What is needed: Copy each line containing the word "name" from the records that follow, please.

(Figure contents as structured data)
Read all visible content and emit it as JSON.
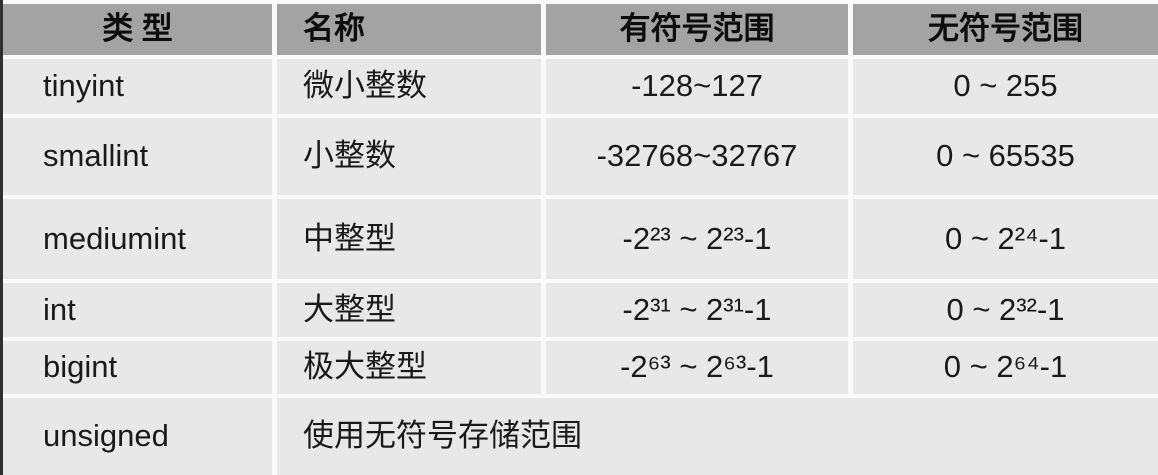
{
  "table": {
    "title_semantic": "mysql-integer-types-table",
    "headers": [
      "类 型",
      "名称",
      "有符号范围",
      "无符号范围"
    ],
    "rows": [
      {
        "type": "tinyint",
        "name": "微小整数",
        "signed": "-128~127",
        "unsigned": "0 ~ 255"
      },
      {
        "type": "smallint",
        "name": "小整数",
        "signed": "-32768~32767",
        "unsigned": "0 ~ 65535"
      },
      {
        "type": "mediumint",
        "name": "中整型",
        "signed": "-2²³ ~ 2²³-1",
        "unsigned": "0 ~ 2²⁴-1"
      },
      {
        "type": "int",
        "name": "大整型",
        "signed": "-2³¹ ~ 2³¹-1",
        "unsigned": "0 ~ 2³²-1"
      },
      {
        "type": "bigint",
        "name": "极大整型",
        "signed": "-2⁶³ ~ 2⁶³-1",
        "unsigned": "0 ~ 2⁶⁴-1"
      }
    ],
    "footer": {
      "type": "unsigned",
      "description": "使用无符号存储范围"
    }
  },
  "colors": {
    "header_bg": "#a3a3a3",
    "row_bg": "#e8e8e8",
    "gap": "#fafafa",
    "border": "#2f2f2f",
    "text": "#1a1a1a"
  }
}
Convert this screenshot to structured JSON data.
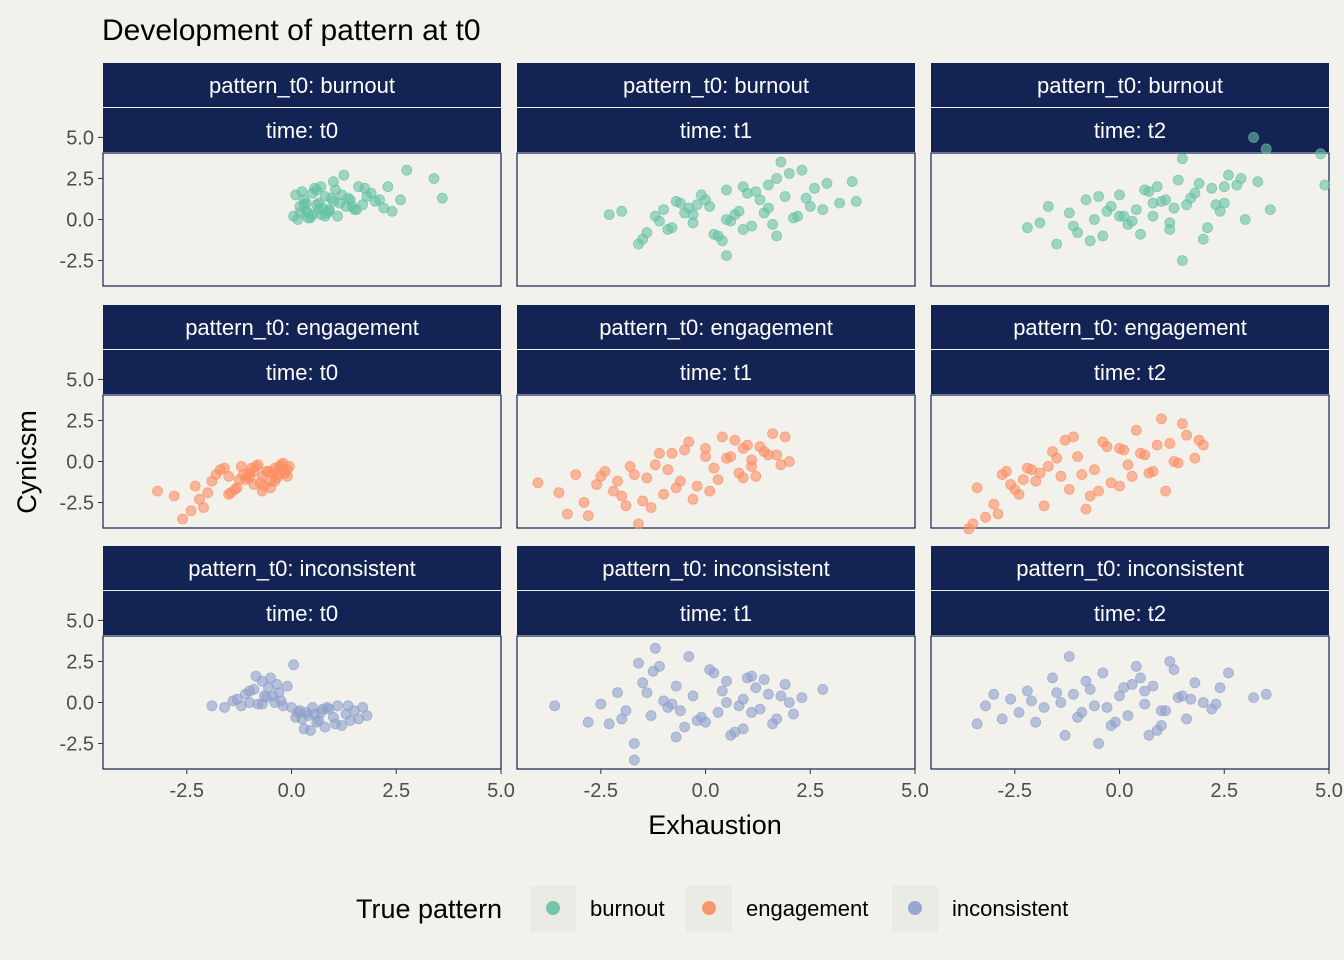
{
  "chart_data": {
    "type": "scatter",
    "title": "Development of pattern at t0",
    "xlabel": "Exhaustion",
    "ylabel": "Cynicsm",
    "xlim": [
      -4.5,
      5.0
    ],
    "ylim": [
      -4.05,
      4.05
    ],
    "x_ticks": [
      "-2.5",
      "0.0",
      "2.5",
      "5.0"
    ],
    "y_ticks": [
      "5.0",
      "2.5",
      "0.0",
      "-2.5"
    ],
    "x_tick_values": [
      -2.5,
      0.0,
      2.5,
      5.0
    ],
    "y_tick_values": [
      5.0,
      2.5,
      0.0,
      -2.5
    ],
    "grid": false,
    "legend_position": "bottom",
    "legend": {
      "title": "True pattern",
      "entries": [
        "burnout",
        "engagement",
        "inconsistent"
      ]
    },
    "colors": {
      "burnout": "#66C2A5",
      "engagement": "#FC8D62",
      "inconsistent": "#8DA0CB",
      "strip_bg": "#132353",
      "panel_bg": "#F3F1EC"
    },
    "row_labels": [
      "pattern_t0: burnout",
      "pattern_t0: engagement",
      "pattern_t0: inconsistent"
    ],
    "col_labels": [
      "time: t0",
      "time: t1",
      "time: t2"
    ],
    "panels": [
      {
        "row": 0,
        "col": 0,
        "series": "burnout",
        "x": [
          0.05,
          0.2,
          0.3,
          0.4,
          0.5,
          0.6,
          0.7,
          0.8,
          0.9,
          1.0,
          0.15,
          0.35,
          0.55,
          0.75,
          0.95,
          1.1,
          1.2,
          1.3,
          0.25,
          0.45,
          0.65,
          0.85,
          1.05,
          1.4,
          1.5,
          1.6,
          1.7,
          1.8,
          2.0,
          2.2,
          0.1,
          0.3,
          0.5,
          0.7,
          0.9,
          1.15,
          1.35,
          1.55,
          1.9,
          2.1,
          0.2,
          0.6,
          1.0,
          1.45,
          1.75,
          2.3,
          2.4,
          2.6,
          3.4,
          3.6,
          2.75,
          0.4,
          0.8,
          1.25,
          0.35,
          0.65
        ],
        "y": [
          0.2,
          0.8,
          1.2,
          0.4,
          1.6,
          0.9,
          0.3,
          1.4,
          0.6,
          1.1,
          0.0,
          0.5,
          1.9,
          0.7,
          1.3,
          0.2,
          1.5,
          0.8,
          1.7,
          0.1,
          1.0,
          0.4,
          1.8,
          1.2,
          0.6,
          2.0,
          0.9,
          1.4,
          1.1,
          0.7,
          1.5,
          0.9,
          0.3,
          2.0,
          0.5,
          1.0,
          1.3,
          0.6,
          1.6,
          1.2,
          0.4,
          1.8,
          2.3,
          0.8,
          1.9,
          2.0,
          0.5,
          1.2,
          2.5,
          1.3,
          3.0,
          0.1,
          0.2,
          2.7,
          1.0,
          0.6
        ]
      },
      {
        "row": 0,
        "col": 1,
        "series": "burnout",
        "x": [
          -2.3,
          -2.0,
          -1.6,
          -1.4,
          -1.2,
          -1.0,
          -0.8,
          -0.6,
          -0.5,
          -0.3,
          -0.1,
          0.1,
          0.3,
          0.5,
          0.7,
          0.9,
          1.1,
          1.3,
          1.5,
          1.7,
          1.9,
          2.1,
          2.3,
          2.6,
          2.9,
          3.2,
          3.5,
          3.6,
          -1.5,
          -0.9,
          -0.2,
          0.4,
          0.8,
          1.2,
          1.6,
          2.0,
          2.4,
          2.8,
          0.0,
          0.6,
          1.4,
          1.8,
          -0.4,
          0.2,
          1.0,
          2.2,
          -1.1,
          -0.7,
          0.5,
          1.5,
          0.5,
          1.7,
          2.5,
          -0.3,
          0.9
        ],
        "y": [
          0.3,
          0.5,
          -1.5,
          -0.8,
          0.2,
          0.6,
          -0.5,
          1.0,
          0.4,
          -0.2,
          1.5,
          0.8,
          -1.0,
          1.8,
          0.3,
          2.0,
          -0.4,
          1.2,
          0.7,
          2.5,
          1.4,
          0.1,
          3.0,
          1.9,
          2.2,
          1.0,
          2.3,
          1.1,
          -1.2,
          -0.6,
          0.9,
          -1.3,
          0.5,
          1.7,
          -0.3,
          2.8,
          1.3,
          0.6,
          1.2,
          -0.1,
          0.4,
          3.5,
          0.7,
          -0.9,
          1.6,
          0.2,
          -0.1,
          1.1,
          0.0,
          2.1,
          -2.2,
          -1.0,
          0.8,
          0.3,
          -0.6
        ]
      },
      {
        "row": 0,
        "col": 2,
        "series": "burnout",
        "x": [
          -2.2,
          -1.9,
          -1.5,
          -1.2,
          -1.0,
          -0.8,
          -0.6,
          -0.4,
          -0.2,
          0.0,
          0.2,
          0.4,
          0.6,
          0.8,
          1.0,
          1.2,
          1.4,
          1.6,
          1.8,
          2.0,
          2.2,
          2.4,
          2.6,
          2.8,
          3.0,
          3.3,
          3.6,
          4.8,
          4.9,
          -1.7,
          -1.1,
          -0.5,
          0.1,
          0.5,
          0.9,
          1.3,
          1.7,
          2.1,
          2.5,
          2.9,
          3.2,
          3.5,
          0.3,
          0.7,
          1.1,
          1.5,
          -0.7,
          -0.3,
          1.9,
          2.3,
          1.5,
          0.8,
          2.5,
          0.0,
          1.2
        ],
        "y": [
          -0.5,
          -0.2,
          -1.5,
          0.4,
          -0.8,
          1.2,
          0.0,
          -1.0,
          0.8,
          1.5,
          -0.3,
          0.6,
          1.8,
          0.2,
          1.1,
          -0.6,
          2.4,
          0.9,
          1.6,
          -1.2,
          1.9,
          0.5,
          2.7,
          2.1,
          0.0,
          2.3,
          0.6,
          4.0,
          2.1,
          0.8,
          -0.4,
          1.4,
          0.2,
          -0.9,
          2.0,
          0.7,
          1.3,
          -0.5,
          1.0,
          2.5,
          5.0,
          4.3,
          -0.1,
          1.7,
          1.2,
          3.7,
          -1.3,
          0.5,
          2.2,
          0.9,
          -2.5,
          1.0,
          2.0,
          0.2,
          -0.2
        ]
      },
      {
        "row": 1,
        "col": 0,
        "series": "engagement",
        "x": [
          -3.2,
          -2.8,
          -2.6,
          -2.3,
          -2.1,
          -1.9,
          -1.7,
          -1.5,
          -1.3,
          -1.2,
          -1.1,
          -1.0,
          -0.9,
          -0.8,
          -0.7,
          -0.6,
          -0.5,
          -0.4,
          -0.3,
          -0.2,
          -0.1,
          -0.05,
          -1.45,
          -1.15,
          -0.95,
          -0.75,
          -0.55,
          -0.35,
          -0.25,
          -0.15,
          -1.6,
          -1.35,
          -1.05,
          -0.85,
          -0.65,
          -0.45,
          -0.3,
          -2.4,
          -2.0,
          -1.8,
          -1.25,
          -0.9,
          -0.5,
          -0.2,
          -0.1,
          -1.0,
          -0.7,
          -0.4,
          -1.5,
          -2.2
        ],
        "y": [
          -1.8,
          -2.1,
          -3.5,
          -1.5,
          -2.8,
          -1.2,
          -0.5,
          -0.9,
          -1.6,
          -0.3,
          -1.1,
          -0.7,
          -1.4,
          -0.2,
          -0.9,
          -0.6,
          -1.2,
          -0.4,
          -0.8,
          -0.1,
          -0.5,
          -0.3,
          -1.9,
          -0.8,
          -0.4,
          -1.3,
          -0.6,
          -1.0,
          -0.2,
          -0.7,
          -0.4,
          -1.7,
          -0.9,
          -0.3,
          -1.5,
          -0.7,
          -0.3,
          -3.0,
          -1.9,
          -0.8,
          -1.1,
          -0.6,
          -1.6,
          -0.5,
          -0.9,
          -1.0,
          -1.8,
          -1.2,
          -2.0,
          -2.3
        ]
      },
      {
        "row": 1,
        "col": 1,
        "series": "engagement",
        "x": [
          -4.0,
          -3.5,
          -3.3,
          -3.1,
          -2.9,
          -2.6,
          -2.4,
          -2.2,
          -2.0,
          -1.8,
          -1.6,
          -1.4,
          -1.2,
          -1.0,
          -0.8,
          -0.6,
          -0.4,
          -0.2,
          0.0,
          0.2,
          0.4,
          0.6,
          0.8,
          1.0,
          1.2,
          1.4,
          1.6,
          1.8,
          1.9,
          2.0,
          -2.8,
          -2.1,
          -1.5,
          -0.9,
          -0.5,
          0.1,
          0.5,
          0.9,
          1.3,
          1.7,
          -1.7,
          -1.1,
          -0.3,
          0.3,
          0.7,
          1.1,
          1.5,
          -2.5,
          -1.3,
          0.0,
          -0.7,
          0.9,
          -1.9,
          1.1
        ],
        "y": [
          -1.3,
          -1.9,
          -3.2,
          -0.8,
          -2.5,
          -1.4,
          -0.6,
          -1.8,
          -2.1,
          -0.3,
          -3.8,
          -1.0,
          -0.2,
          -2.0,
          0.5,
          -1.2,
          1.2,
          -1.5,
          0.8,
          -0.4,
          1.5,
          0.3,
          -0.7,
          1.0,
          -0.9,
          0.6,
          1.7,
          -0.2,
          1.5,
          0.0,
          -3.3,
          -1.2,
          -2.4,
          -0.5,
          0.7,
          -1.8,
          0.2,
          -1.0,
          0.9,
          0.4,
          -0.8,
          0.5,
          -2.3,
          -1.1,
          1.3,
          -0.3,
          0.4,
          -0.9,
          -2.8,
          0.3,
          -1.6,
          0.8,
          -2.7,
          0.1
        ]
      },
      {
        "row": 1,
        "col": 2,
        "series": "engagement",
        "x": [
          -3.6,
          -3.4,
          -3.2,
          -3.0,
          -2.8,
          -2.6,
          -2.4,
          -2.2,
          -2.0,
          -1.8,
          -1.6,
          -1.4,
          -1.2,
          -1.0,
          -0.8,
          -0.6,
          -0.4,
          -0.2,
          0.0,
          0.2,
          0.4,
          0.6,
          0.8,
          1.0,
          1.2,
          1.4,
          1.6,
          1.8,
          2.0,
          -3.5,
          -2.9,
          -2.3,
          -1.7,
          -1.1,
          -0.5,
          0.1,
          0.7,
          1.3,
          1.9,
          -2.5,
          -1.5,
          -0.7,
          0.3,
          0.9,
          1.5,
          -1.9,
          -0.9,
          0.5,
          -1.3,
          0.0,
          -2.1,
          -0.3,
          1.1,
          -2.7
        ],
        "y": [
          -4.1,
          -1.6,
          -3.4,
          -2.6,
          -0.8,
          -1.4,
          -2.0,
          -0.4,
          -1.2,
          -2.7,
          0.6,
          -0.9,
          -1.7,
          0.3,
          -2.9,
          -0.5,
          1.2,
          -1.3,
          0.8,
          -0.2,
          1.9,
          0.4,
          -0.6,
          2.6,
          1.1,
          -0.1,
          1.6,
          0.2,
          1.0,
          -3.8,
          -3.2,
          -1.1,
          -0.3,
          1.5,
          -1.8,
          0.7,
          -0.7,
          0.0,
          1.3,
          -1.7,
          0.2,
          -2.1,
          -0.9,
          1.0,
          2.3,
          -0.7,
          -0.8,
          0.5,
          1.3,
          -1.5,
          -0.5,
          0.9,
          -1.8,
          -0.6
        ]
      },
      {
        "row": 2,
        "col": 0,
        "series": "inconsistent",
        "x": [
          -1.9,
          -1.6,
          -1.4,
          -1.2,
          -1.1,
          -1.0,
          -0.9,
          -0.8,
          -0.7,
          -0.6,
          -0.5,
          -0.4,
          -0.3,
          -0.2,
          -0.1,
          0.0,
          0.1,
          0.2,
          0.3,
          0.4,
          0.5,
          0.6,
          0.7,
          0.8,
          0.9,
          1.0,
          1.1,
          1.2,
          1.3,
          1.4,
          1.5,
          1.6,
          1.7,
          1.8,
          -1.3,
          -0.85,
          -0.55,
          -0.25,
          0.15,
          0.45,
          0.75,
          1.05,
          1.35,
          -0.65,
          -0.35,
          0.25,
          0.55,
          0.85,
          -1.0,
          -0.7,
          0.05,
          0.65,
          -0.45,
          0.35
        ],
        "y": [
          -0.2,
          -0.3,
          0.1,
          -0.2,
          0.5,
          0.0,
          0.8,
          -0.1,
          1.3,
          0.3,
          1.5,
          0.0,
          0.6,
          -0.2,
          1.0,
          -0.3,
          -0.9,
          -0.5,
          -1.6,
          -0.8,
          -0.3,
          -1.2,
          -0.6,
          -1.5,
          -0.4,
          -0.9,
          -0.2,
          -1.4,
          -0.7,
          -1.1,
          -0.5,
          -1.0,
          -0.3,
          -0.8,
          0.2,
          1.6,
          0.9,
          0.1,
          -0.6,
          -1.7,
          -0.4,
          -1.3,
          -0.2,
          0.4,
          1.1,
          -1.0,
          -0.7,
          -0.3,
          0.7,
          -0.1,
          2.3,
          -1.1,
          0.4,
          -0.6
        ]
      },
      {
        "row": 2,
        "col": 1,
        "series": "inconsistent",
        "x": [
          -3.6,
          -2.8,
          -2.5,
          -2.3,
          -2.1,
          -1.9,
          -1.7,
          -1.5,
          -1.3,
          -1.1,
          -0.9,
          -0.7,
          -0.5,
          -0.3,
          -0.1,
          0.1,
          0.3,
          0.5,
          0.7,
          0.9,
          1.1,
          1.3,
          1.5,
          1.7,
          1.9,
          2.1,
          2.3,
          2.8,
          -1.7,
          -1.2,
          -0.8,
          -0.4,
          0.0,
          0.4,
          0.8,
          1.2,
          1.6,
          2.0,
          -2.0,
          -1.4,
          -0.6,
          0.2,
          0.6,
          1.0,
          1.4,
          -1.0,
          -0.2,
          -1.6,
          0.9,
          1.8,
          -0.7,
          0.5,
          -1.25,
          1.1
        ],
        "y": [
          -0.2,
          -1.2,
          -0.1,
          -1.3,
          0.6,
          -0.5,
          -2.5,
          1.2,
          -0.8,
          2.2,
          -0.3,
          1.0,
          -1.5,
          0.4,
          -0.9,
          2.0,
          -0.6,
          1.3,
          -1.8,
          0.2,
          1.6,
          -0.4,
          0.5,
          -1.0,
          1.1,
          -0.7,
          0.3,
          0.8,
          -3.5,
          3.3,
          -0.1,
          2.8,
          -1.2,
          0.7,
          -0.2,
          0.9,
          -1.3,
          0.0,
          -1.0,
          0.6,
          -0.5,
          1.8,
          -2.0,
          1.5,
          1.4,
          0.1,
          -1.1,
          2.4,
          -1.6,
          0.4,
          -2.1,
          0.0,
          1.9,
          -0.6
        ]
      },
      {
        "row": 2,
        "col": 2,
        "series": "inconsistent",
        "x": [
          -3.4,
          -3.2,
          -3.0,
          -2.8,
          -2.6,
          -2.4,
          -2.2,
          -2.0,
          -1.8,
          -1.6,
          -1.4,
          -1.2,
          -1.0,
          -0.8,
          -0.6,
          -0.4,
          -0.2,
          0.0,
          0.2,
          0.4,
          0.6,
          0.8,
          1.0,
          1.2,
          1.4,
          1.6,
          1.8,
          2.0,
          2.2,
          2.4,
          2.6,
          3.2,
          3.5,
          -1.3,
          -0.7,
          -0.1,
          0.5,
          1.1,
          1.7,
          2.3,
          -1.1,
          -0.5,
          0.3,
          0.9,
          1.5,
          -0.9,
          0.1,
          0.7,
          -1.5,
          1.3,
          -0.3,
          1.0,
          -2.1,
          0.6
        ],
        "y": [
          -1.3,
          -0.2,
          0.5,
          -1.0,
          0.2,
          -0.6,
          0.7,
          -1.2,
          -0.3,
          1.5,
          0.0,
          2.8,
          -0.9,
          1.3,
          -0.2,
          1.8,
          -1.4,
          0.4,
          -0.8,
          2.2,
          -0.1,
          1.0,
          -0.5,
          2.5,
          0.3,
          -1.0,
          1.2,
          0.0,
          -0.4,
          0.9,
          1.8,
          0.3,
          0.5,
          -2.0,
          0.8,
          -1.2,
          1.5,
          -0.5,
          0.2,
          -0.1,
          0.5,
          -2.5,
          1.1,
          -1.7,
          0.4,
          -0.6,
          0.9,
          -2.0,
          0.6,
          2.0,
          -0.3,
          -1.4,
          0.1,
          0.7
        ]
      }
    ]
  }
}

Finished exercise:
        "name": "微小整数",
        "name": "小整数",
        "name": "中整型",
        "name": "大整型",
        "name": "极大整型",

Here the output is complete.